Extract each line holding the word "Hours" from the entries.

[Records from a collection of figures]
::::::::::

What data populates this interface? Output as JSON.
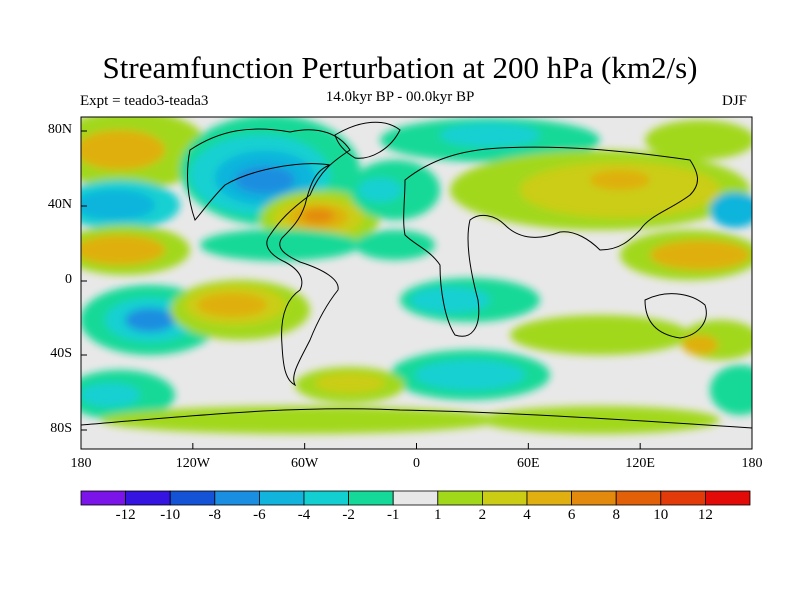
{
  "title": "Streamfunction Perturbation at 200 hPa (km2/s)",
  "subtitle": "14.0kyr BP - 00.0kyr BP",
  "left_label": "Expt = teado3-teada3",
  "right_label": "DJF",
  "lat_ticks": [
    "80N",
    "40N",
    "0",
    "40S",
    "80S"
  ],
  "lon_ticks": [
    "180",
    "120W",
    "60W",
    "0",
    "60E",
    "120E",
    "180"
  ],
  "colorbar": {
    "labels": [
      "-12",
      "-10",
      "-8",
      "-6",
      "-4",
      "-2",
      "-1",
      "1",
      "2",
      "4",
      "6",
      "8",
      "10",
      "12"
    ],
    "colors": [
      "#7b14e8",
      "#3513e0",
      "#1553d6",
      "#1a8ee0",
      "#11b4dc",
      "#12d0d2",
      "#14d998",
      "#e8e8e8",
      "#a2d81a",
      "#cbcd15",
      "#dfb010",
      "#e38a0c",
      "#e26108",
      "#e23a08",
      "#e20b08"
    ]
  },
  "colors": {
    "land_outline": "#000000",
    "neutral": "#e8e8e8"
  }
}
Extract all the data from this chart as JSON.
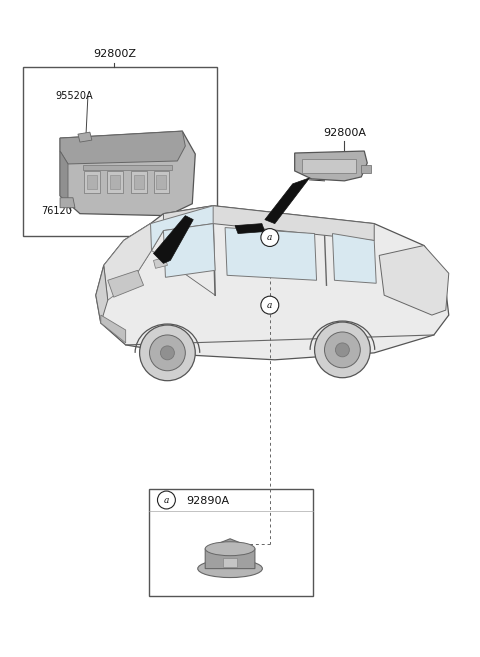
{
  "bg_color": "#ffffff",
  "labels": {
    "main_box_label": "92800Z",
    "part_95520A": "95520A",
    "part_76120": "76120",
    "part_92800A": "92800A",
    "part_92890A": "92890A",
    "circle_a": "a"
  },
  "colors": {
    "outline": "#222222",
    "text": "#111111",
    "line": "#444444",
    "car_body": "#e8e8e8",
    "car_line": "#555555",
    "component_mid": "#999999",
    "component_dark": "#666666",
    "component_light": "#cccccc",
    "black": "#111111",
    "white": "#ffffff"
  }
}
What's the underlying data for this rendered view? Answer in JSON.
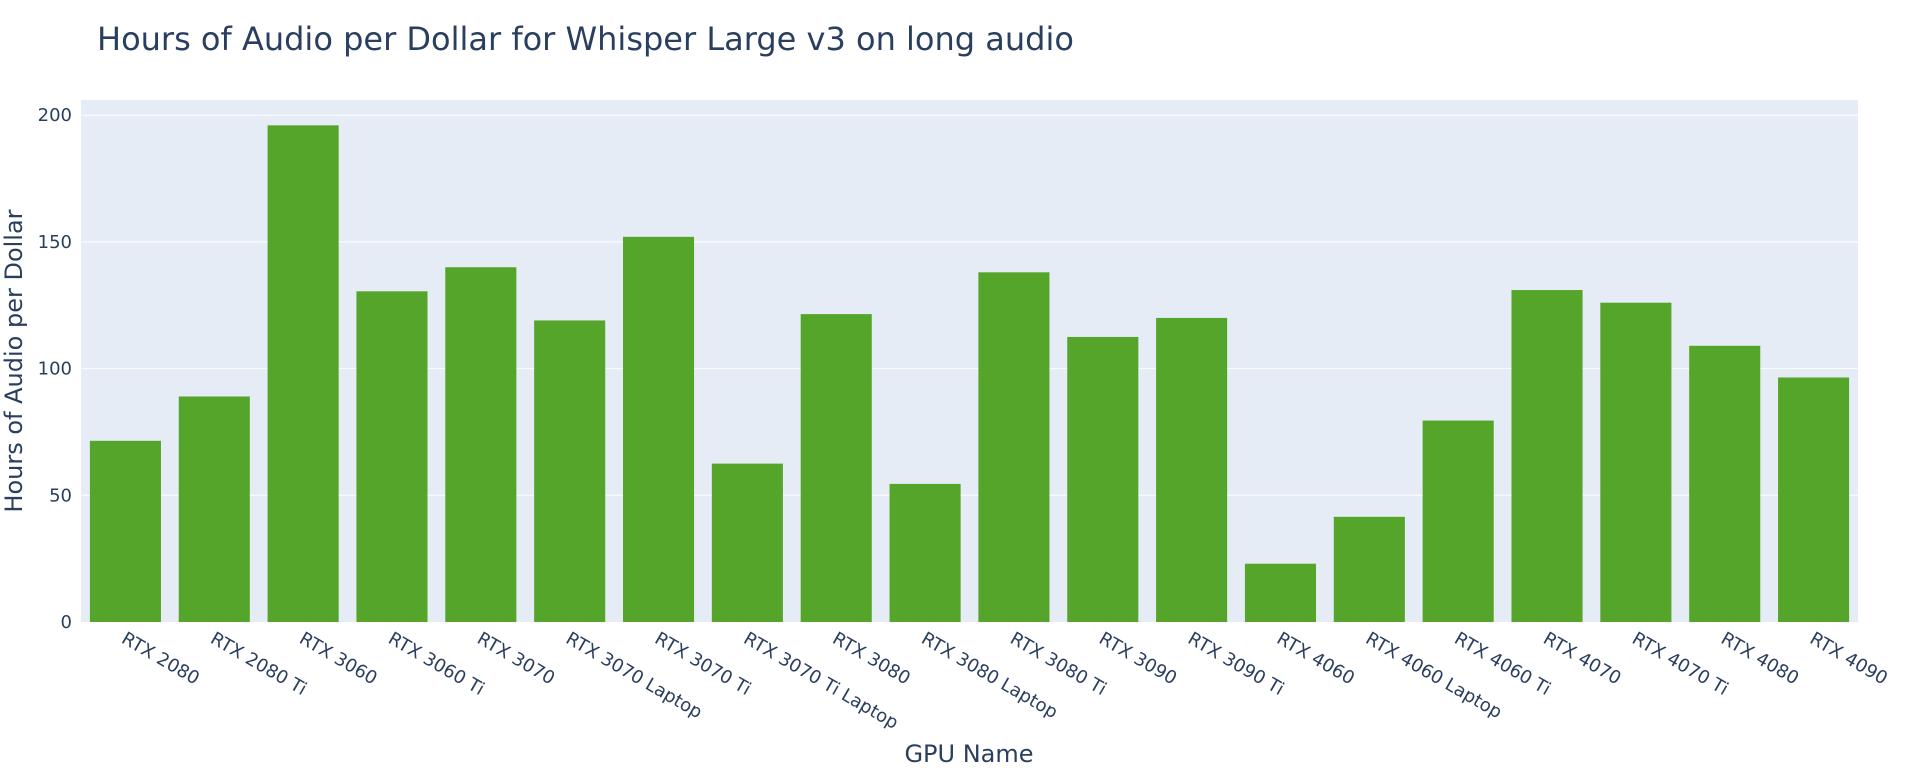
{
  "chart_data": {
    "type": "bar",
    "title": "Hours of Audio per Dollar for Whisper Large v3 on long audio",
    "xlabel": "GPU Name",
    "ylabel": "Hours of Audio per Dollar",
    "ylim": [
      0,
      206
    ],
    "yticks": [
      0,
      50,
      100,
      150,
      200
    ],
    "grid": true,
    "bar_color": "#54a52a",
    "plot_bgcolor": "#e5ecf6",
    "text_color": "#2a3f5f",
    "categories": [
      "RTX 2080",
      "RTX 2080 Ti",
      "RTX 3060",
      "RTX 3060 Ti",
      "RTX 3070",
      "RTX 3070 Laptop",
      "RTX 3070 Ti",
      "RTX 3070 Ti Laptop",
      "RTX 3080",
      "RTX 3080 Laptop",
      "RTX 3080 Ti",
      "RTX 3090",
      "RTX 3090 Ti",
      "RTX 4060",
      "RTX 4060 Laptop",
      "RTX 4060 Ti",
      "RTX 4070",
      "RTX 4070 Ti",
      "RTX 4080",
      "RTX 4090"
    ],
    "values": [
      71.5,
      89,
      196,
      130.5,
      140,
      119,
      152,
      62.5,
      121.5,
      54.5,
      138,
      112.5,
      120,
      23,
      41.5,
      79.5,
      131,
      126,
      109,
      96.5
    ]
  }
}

::::::::::

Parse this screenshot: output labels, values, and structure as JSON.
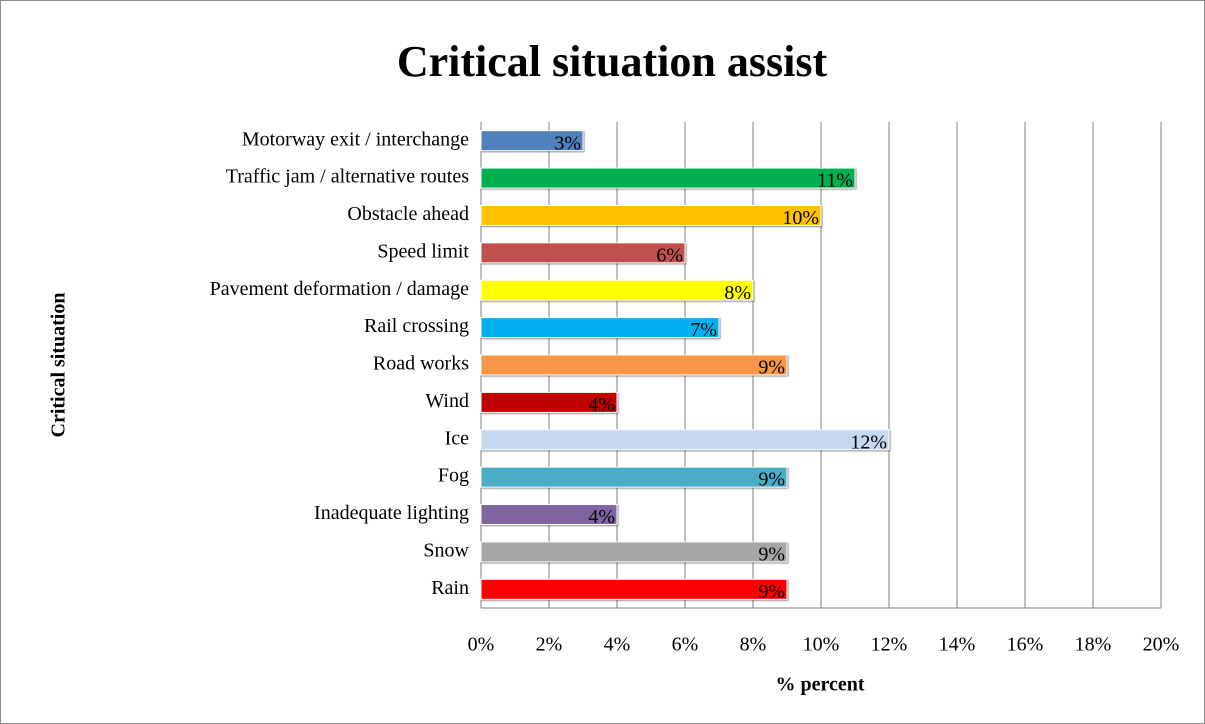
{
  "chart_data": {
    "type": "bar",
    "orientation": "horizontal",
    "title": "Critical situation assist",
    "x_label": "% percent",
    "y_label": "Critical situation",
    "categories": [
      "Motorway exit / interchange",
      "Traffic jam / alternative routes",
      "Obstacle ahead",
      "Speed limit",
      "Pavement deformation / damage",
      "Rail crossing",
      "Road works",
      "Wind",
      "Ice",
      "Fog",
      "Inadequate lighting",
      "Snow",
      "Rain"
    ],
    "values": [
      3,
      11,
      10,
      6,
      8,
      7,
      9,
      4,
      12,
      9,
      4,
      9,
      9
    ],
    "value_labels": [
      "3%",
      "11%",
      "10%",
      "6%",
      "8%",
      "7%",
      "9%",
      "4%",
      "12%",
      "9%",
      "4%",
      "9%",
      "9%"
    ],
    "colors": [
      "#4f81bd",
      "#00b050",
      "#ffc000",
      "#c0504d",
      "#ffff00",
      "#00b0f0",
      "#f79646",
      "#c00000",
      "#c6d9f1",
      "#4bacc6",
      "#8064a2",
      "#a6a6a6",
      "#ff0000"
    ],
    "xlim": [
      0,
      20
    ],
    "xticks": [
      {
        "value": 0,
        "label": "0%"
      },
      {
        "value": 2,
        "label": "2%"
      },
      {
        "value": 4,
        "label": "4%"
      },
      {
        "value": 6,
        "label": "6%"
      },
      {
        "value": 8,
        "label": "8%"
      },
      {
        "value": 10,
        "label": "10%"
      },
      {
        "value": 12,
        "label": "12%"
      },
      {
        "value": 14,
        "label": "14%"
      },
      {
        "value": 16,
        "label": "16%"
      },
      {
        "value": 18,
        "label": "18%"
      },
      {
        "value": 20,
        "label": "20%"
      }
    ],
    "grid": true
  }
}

::::::::::

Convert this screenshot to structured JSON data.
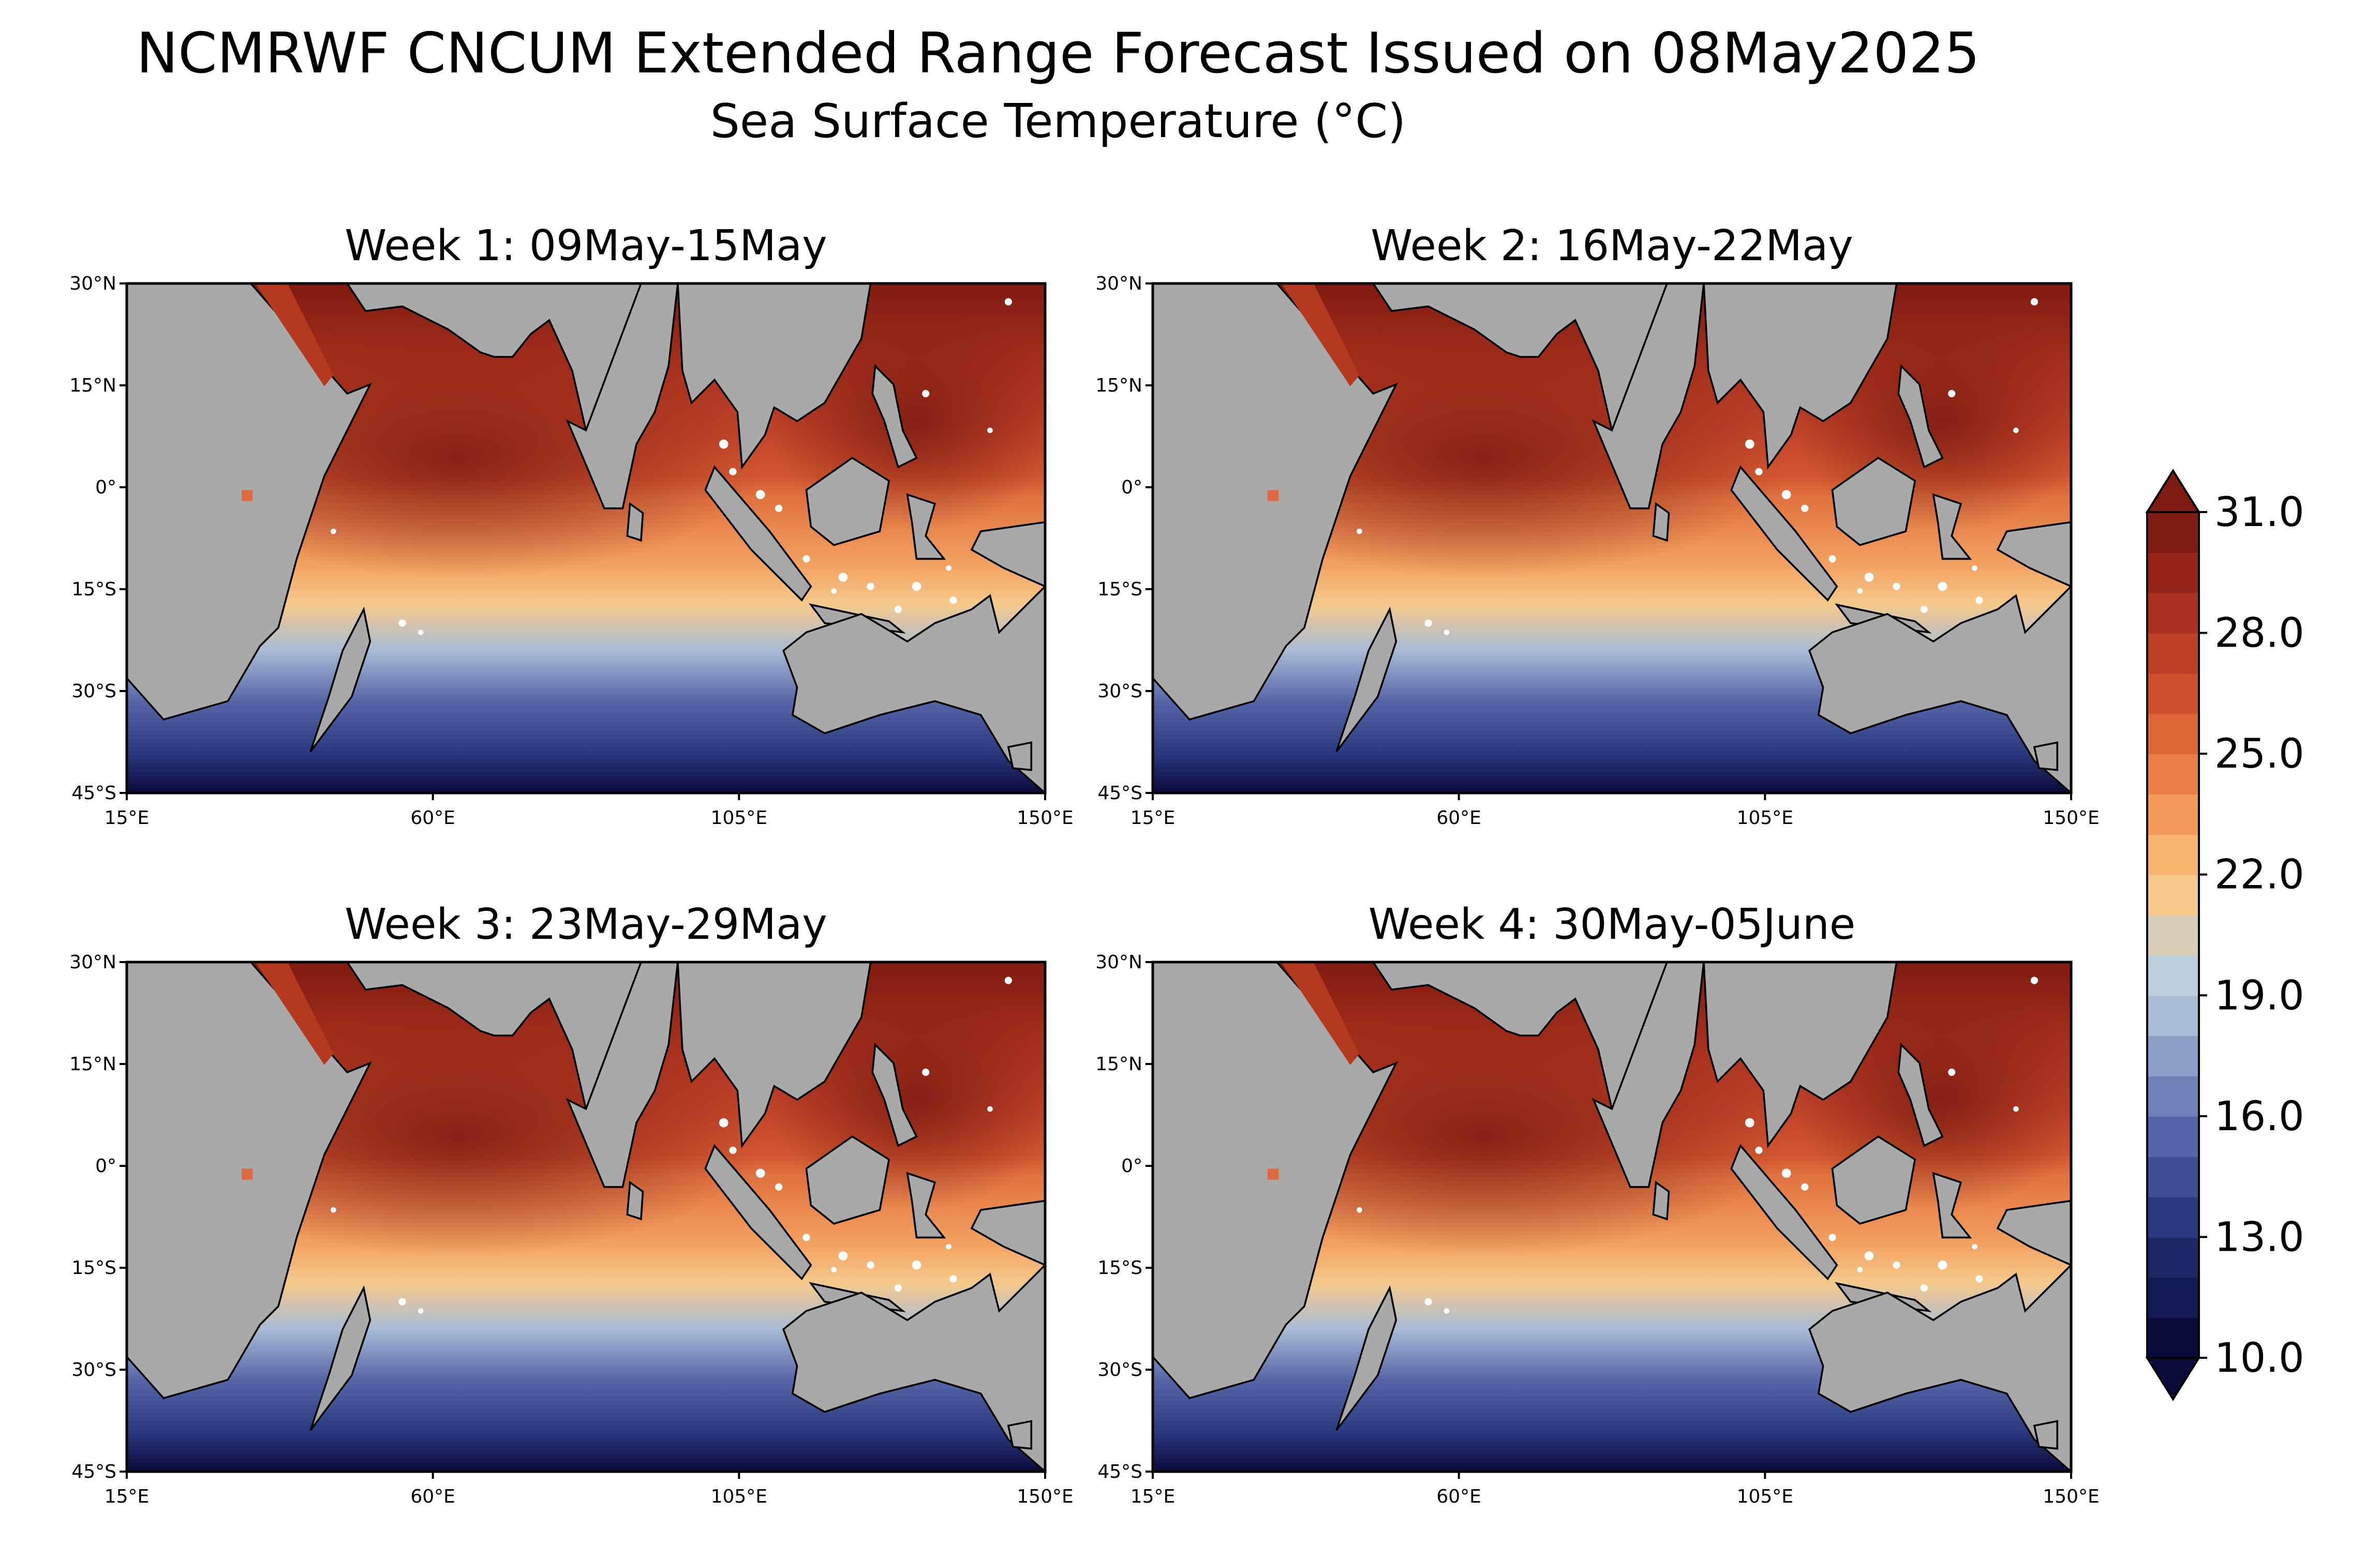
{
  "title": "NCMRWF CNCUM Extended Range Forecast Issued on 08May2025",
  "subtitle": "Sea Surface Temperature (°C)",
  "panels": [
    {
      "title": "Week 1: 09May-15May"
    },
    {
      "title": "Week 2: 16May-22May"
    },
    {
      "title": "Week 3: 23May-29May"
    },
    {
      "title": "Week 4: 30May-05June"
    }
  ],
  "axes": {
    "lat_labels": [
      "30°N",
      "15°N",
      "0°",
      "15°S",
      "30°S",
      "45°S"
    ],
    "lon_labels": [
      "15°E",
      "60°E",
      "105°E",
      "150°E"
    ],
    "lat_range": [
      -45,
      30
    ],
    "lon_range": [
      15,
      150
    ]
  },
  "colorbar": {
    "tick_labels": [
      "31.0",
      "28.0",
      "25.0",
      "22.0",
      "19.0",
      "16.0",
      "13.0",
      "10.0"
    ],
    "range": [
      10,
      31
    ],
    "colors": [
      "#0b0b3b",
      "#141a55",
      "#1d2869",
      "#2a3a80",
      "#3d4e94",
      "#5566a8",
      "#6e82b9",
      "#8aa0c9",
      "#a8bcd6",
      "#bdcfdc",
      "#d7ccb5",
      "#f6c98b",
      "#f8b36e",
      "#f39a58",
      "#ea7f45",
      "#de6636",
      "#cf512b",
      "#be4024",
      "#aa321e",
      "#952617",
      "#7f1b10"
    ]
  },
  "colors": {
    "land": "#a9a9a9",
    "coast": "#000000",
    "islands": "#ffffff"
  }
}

::::::::::

▸ **Solution to this problem**:
    "title": "Hours of Audio per Dollar for Whisper Large v3 on long audio",
    "ylabel": "Hours of Audio per Dollar",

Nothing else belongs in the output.